**SOURCE TEXT**.
***

Nothing
#' Two-dimensional penalized signal regression using P-splines.
#'
#' @description \code{ps2DSignal} is a function used to regress a (glm) response onto a two-dimensional
#' signal or image, with aniosotripic penalization of tensor product P-splines.
#'
#' @details Support functions needed: \code{pspline_fitter}, \code{bbase}, and \code{pspline_2dchecker}.
#'
#' @import stats
#'
#' @param y a response vector of length \code{m}, usually continuous, binary/bimomial or counts.
#' @param p1 the row dimension of the image.
#' @param p2 the column dimension of the image.
#' @param M_type "stacked" (signal as matrix) or "unfolded" (signal as vector).
#' @param M1_index an index of length \code{p1} for rows of regressor matrix (default is a simple sequence).
#' @param M2_index an index of length \code{p2} for columns of regressor matrix (default is a simple sequence).
#' @param Pars a matrix of 2 rows, where the first and second row
#' sets the P-spline paramters for \code{x} and \code{y}, respectively.
#' Each row consists of: \code{min max nseg bdeg lambda pord}.
#' The \code{min} and \code{max} set the ranges, \code{nseg} (default 10)
#' is the number of evenly spaced segments between \code{min} and \code{max},
#' \code{bdeg} is the degree of the basis (default 3 for cubic),
#' \code{lambda} is the (positive) tuning parameter for the penalty (default 1),
#' \code{pord} is the number for the order of the difference penalty (default 2).

***

Reproduce the ps2DSignal documentation word for word from "#' @param M_type" to "columns of regressor matrix (default is a simple sequence).". The data after the ps2DSignal documentation isn't needed for anything here.

**DATA SHOWN**.
***

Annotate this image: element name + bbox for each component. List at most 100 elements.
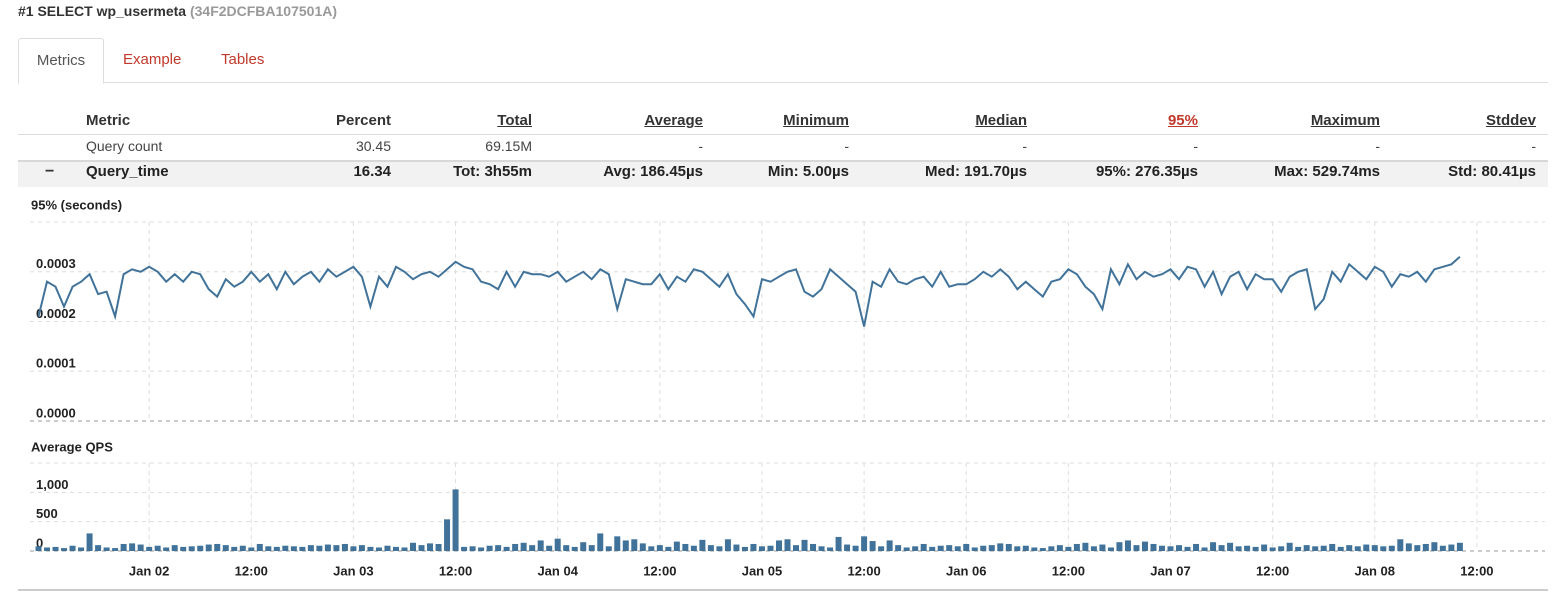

***

**OUTPUT FOR THIS EXERCISE**.
#' @param M_type "stacked" (signal as matrix) or "unfolded" (signal as vector).
#' @param M1_index an index of length \code{p1} for rows of regressor matrix (default is a simple sequence).
#' @param M2_index an index of length \code{p2} for columns of regressor matrix (default is a simple sequence).